Transcreve do texto sobre a etapa da Volta às Astúrias o trecho que vai de "A luta contra" a "berma com hipotermia.".

TEXTO DADO:
# # # # #

Asturias: ” Alguns abandonavam tremendo como ” varas verdes”, e eram ajudados a entrar nos carros de apoio, pelo staff das equipas “

A etapa de hoje da Volta a Asturias foi “monstruosa”, exigindo aos ciclistas a coragem e a capacidade de sofrimento que tanto caraterizam os grandes atletas. Ao longo dos 177 kms, houve de tudo um pouco . Sol, condição climatérica dos primeiros 15 kms de prova, chuva, vento forte, granizo, frio, muito frio e neve, muita neve.

A luta contra o frio foi muito dificil para o pelotão da Volta às Asturias. Ciclistas  a tremer de frio em cima da bicicleta, com as mãos no  guiador a tornar quase impossível dominar a bicicleta .

Ciclistas deitados na berma com hipotermia.

# # # # #

DADOS APRESENTADOS:
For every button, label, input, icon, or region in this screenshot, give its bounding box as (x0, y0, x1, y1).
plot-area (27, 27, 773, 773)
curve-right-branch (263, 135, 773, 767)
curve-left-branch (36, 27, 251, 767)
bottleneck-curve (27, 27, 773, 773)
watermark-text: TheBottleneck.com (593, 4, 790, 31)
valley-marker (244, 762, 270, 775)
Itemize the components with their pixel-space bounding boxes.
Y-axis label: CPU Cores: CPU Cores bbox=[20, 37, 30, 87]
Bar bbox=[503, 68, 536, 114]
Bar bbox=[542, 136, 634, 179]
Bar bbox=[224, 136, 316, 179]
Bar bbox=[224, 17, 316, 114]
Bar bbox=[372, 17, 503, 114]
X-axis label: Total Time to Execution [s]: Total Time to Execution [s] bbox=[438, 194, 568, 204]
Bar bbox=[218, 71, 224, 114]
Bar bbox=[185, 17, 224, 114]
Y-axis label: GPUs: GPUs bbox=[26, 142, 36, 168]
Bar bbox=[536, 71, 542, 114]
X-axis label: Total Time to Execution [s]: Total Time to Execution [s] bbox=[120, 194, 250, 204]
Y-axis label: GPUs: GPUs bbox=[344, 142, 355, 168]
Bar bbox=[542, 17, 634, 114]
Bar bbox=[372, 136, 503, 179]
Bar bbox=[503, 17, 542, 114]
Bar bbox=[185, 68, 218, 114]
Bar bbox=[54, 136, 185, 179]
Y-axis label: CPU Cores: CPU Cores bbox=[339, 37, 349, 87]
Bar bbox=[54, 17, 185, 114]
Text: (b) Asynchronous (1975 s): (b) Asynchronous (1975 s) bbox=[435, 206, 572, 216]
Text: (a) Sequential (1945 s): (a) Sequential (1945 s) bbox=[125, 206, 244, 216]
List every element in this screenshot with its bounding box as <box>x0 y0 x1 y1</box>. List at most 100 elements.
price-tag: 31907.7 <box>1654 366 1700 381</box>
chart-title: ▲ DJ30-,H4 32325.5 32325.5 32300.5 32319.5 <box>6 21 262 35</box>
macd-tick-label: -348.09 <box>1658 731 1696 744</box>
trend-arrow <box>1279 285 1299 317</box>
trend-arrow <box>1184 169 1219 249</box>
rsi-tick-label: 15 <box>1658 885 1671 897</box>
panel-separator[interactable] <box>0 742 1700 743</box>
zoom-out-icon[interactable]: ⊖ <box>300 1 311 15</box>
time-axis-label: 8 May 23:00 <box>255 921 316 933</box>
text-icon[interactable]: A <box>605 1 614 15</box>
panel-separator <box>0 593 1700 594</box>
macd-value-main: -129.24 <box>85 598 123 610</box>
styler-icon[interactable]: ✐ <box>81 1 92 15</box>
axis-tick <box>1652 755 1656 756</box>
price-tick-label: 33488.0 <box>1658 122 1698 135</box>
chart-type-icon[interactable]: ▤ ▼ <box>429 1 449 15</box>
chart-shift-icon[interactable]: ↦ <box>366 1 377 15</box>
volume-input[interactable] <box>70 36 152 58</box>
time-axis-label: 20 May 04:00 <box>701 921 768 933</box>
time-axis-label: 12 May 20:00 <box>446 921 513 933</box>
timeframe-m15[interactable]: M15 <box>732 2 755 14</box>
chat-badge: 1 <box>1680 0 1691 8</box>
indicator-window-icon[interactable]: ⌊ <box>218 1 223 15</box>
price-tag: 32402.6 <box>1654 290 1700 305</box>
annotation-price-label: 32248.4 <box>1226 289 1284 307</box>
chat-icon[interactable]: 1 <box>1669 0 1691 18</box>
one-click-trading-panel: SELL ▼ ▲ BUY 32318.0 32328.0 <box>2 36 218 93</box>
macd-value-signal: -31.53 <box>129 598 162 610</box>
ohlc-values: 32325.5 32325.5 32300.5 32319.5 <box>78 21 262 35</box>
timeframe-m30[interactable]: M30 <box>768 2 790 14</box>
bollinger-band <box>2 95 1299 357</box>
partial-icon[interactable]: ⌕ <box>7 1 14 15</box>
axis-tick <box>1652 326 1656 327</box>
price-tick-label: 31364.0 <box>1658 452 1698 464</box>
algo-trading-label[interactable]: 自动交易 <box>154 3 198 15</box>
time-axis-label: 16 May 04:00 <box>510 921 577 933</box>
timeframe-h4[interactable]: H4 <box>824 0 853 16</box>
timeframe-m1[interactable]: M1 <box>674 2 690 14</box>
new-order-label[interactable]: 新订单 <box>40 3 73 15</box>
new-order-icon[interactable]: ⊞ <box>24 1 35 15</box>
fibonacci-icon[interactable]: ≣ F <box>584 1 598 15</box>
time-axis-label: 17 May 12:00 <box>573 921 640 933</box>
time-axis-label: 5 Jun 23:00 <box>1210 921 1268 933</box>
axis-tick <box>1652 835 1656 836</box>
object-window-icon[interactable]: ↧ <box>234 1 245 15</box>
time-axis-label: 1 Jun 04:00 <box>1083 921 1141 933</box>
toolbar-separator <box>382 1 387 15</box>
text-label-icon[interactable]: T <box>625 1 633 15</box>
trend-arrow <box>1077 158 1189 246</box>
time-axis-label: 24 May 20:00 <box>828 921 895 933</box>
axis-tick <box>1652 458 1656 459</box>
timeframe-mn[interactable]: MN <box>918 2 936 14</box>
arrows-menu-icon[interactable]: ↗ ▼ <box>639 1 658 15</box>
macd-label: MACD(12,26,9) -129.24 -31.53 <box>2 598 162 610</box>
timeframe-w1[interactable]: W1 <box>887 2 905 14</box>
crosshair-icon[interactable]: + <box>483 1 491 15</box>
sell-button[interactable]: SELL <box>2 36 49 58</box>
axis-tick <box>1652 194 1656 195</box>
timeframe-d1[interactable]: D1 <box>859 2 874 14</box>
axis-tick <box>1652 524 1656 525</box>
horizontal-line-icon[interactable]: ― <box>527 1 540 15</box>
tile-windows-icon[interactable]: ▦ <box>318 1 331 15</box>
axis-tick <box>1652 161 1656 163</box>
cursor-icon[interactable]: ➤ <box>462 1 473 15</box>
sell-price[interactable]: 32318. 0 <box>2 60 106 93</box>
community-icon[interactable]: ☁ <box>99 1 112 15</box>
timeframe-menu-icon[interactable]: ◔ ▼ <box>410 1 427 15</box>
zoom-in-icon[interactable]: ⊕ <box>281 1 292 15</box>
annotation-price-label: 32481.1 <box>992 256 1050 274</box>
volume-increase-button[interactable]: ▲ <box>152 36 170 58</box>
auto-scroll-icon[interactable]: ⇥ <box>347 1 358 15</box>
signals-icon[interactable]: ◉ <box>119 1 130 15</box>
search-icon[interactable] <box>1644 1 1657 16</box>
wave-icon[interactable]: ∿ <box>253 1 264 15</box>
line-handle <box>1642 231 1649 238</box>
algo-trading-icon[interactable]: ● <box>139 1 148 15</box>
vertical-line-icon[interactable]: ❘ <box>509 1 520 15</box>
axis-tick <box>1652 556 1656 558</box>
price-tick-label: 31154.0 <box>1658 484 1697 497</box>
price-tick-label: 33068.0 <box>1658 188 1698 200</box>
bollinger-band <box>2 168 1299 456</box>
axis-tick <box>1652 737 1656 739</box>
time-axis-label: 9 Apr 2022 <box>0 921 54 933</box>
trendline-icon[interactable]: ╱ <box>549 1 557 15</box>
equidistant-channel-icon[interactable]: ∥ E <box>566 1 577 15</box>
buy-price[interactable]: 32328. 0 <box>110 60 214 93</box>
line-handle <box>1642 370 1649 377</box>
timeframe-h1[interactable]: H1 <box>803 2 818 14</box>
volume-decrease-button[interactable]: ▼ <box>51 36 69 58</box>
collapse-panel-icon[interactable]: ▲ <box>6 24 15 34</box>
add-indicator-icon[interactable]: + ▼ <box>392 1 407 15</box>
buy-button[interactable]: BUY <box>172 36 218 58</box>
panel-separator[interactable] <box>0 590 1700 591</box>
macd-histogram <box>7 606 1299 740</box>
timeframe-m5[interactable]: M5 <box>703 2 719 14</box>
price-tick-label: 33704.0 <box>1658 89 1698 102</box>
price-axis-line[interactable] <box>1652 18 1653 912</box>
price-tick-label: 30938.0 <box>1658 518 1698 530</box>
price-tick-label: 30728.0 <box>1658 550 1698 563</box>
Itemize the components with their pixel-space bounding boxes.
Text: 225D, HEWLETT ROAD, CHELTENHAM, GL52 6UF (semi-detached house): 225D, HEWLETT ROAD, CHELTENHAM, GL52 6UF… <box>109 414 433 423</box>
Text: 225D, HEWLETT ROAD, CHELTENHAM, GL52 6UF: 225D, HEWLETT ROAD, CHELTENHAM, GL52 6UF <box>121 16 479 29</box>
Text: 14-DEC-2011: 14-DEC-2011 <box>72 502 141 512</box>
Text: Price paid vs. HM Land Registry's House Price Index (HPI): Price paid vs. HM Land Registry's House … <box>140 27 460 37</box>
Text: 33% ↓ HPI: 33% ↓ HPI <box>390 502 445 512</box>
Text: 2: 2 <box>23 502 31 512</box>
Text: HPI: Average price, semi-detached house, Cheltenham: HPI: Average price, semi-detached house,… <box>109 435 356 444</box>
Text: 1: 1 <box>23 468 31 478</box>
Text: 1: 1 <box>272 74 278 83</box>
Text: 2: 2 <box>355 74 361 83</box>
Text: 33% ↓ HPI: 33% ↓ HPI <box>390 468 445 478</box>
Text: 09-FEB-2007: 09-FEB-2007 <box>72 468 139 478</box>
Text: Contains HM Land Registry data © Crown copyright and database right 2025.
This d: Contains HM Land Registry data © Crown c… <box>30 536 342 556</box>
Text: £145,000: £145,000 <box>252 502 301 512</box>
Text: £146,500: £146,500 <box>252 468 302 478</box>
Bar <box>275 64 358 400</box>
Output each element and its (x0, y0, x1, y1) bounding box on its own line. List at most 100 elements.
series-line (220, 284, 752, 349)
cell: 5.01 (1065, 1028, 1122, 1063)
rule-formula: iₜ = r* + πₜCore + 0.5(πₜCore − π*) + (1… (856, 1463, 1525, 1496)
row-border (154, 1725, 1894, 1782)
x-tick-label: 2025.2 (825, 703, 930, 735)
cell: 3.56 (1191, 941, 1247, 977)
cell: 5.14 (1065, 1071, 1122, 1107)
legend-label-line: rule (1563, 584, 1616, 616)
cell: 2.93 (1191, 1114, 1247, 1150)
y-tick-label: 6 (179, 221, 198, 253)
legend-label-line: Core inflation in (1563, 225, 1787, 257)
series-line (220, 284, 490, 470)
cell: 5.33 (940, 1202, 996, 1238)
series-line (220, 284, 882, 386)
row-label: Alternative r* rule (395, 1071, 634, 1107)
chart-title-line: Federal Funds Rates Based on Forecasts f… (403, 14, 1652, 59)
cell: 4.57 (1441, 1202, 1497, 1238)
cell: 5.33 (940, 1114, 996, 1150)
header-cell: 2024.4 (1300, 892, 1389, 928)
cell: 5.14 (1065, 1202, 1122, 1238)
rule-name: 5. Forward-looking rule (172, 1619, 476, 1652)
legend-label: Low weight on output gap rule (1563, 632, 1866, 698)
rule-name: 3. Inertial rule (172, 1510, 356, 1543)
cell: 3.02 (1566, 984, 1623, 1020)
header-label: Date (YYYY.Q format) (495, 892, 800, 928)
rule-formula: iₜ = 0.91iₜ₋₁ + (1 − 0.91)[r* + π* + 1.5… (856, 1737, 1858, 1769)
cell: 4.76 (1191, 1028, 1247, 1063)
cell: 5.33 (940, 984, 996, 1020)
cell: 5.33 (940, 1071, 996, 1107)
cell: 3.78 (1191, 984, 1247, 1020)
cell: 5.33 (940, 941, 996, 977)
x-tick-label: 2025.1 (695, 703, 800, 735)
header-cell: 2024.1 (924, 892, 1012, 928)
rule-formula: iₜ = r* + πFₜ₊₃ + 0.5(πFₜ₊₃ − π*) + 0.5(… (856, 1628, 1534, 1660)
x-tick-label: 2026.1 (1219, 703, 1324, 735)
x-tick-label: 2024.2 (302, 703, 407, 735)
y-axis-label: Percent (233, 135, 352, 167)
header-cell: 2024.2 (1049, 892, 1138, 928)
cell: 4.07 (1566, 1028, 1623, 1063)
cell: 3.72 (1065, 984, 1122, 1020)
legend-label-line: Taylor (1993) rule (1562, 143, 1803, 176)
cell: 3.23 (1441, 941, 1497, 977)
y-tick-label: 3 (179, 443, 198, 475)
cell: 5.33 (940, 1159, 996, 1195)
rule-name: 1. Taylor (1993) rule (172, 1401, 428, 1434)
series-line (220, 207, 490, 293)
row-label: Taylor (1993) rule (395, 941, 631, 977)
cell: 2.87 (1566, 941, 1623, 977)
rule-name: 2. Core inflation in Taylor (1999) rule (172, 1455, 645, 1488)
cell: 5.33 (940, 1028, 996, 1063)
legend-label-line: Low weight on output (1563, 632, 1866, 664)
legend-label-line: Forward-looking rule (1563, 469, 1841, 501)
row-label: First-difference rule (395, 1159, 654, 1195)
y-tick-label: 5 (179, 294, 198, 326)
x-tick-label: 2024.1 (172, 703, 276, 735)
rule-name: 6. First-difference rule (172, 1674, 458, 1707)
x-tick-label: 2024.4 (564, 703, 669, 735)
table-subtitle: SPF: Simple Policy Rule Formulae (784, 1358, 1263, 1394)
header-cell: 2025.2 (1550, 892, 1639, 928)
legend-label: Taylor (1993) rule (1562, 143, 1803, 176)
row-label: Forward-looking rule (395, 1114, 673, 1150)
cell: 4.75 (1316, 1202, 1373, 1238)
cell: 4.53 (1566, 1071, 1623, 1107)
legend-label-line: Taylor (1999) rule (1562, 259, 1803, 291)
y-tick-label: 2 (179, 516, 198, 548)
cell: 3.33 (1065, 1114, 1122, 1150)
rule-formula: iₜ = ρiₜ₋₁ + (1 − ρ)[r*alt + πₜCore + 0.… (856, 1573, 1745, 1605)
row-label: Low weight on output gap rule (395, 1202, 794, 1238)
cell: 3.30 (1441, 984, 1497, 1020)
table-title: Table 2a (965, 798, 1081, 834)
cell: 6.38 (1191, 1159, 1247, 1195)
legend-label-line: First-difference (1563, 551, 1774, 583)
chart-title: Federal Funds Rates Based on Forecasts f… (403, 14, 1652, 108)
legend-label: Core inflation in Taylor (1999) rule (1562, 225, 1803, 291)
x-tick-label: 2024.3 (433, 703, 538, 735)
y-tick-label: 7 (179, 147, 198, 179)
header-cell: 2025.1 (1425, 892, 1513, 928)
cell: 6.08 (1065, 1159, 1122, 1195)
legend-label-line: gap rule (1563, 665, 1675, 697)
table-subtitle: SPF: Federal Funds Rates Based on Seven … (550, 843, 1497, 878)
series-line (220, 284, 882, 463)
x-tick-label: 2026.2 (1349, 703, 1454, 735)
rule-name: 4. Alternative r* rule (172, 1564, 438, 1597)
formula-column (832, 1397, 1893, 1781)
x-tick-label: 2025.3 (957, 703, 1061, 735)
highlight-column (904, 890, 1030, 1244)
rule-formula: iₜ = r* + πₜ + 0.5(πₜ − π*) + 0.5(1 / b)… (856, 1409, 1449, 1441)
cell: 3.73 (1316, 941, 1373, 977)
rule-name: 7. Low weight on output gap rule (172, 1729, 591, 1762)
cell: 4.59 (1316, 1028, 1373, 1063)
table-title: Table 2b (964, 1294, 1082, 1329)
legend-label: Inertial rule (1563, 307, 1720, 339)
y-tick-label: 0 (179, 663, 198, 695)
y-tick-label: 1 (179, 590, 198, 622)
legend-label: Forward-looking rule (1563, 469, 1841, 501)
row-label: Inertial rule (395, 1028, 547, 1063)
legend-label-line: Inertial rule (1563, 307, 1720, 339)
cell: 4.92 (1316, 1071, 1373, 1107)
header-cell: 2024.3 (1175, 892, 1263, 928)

# # # # #

RESPOSTA:
A luta contra o frio foi muito dificil para o pelotão da Volta às Asturias. Ciclistas  a tremer de frio em cima da bicicleta, com as mãos no  guiador a tornar quase impossível dominar a bicicleta .

Ciclistas deitados na berma com hipotermia.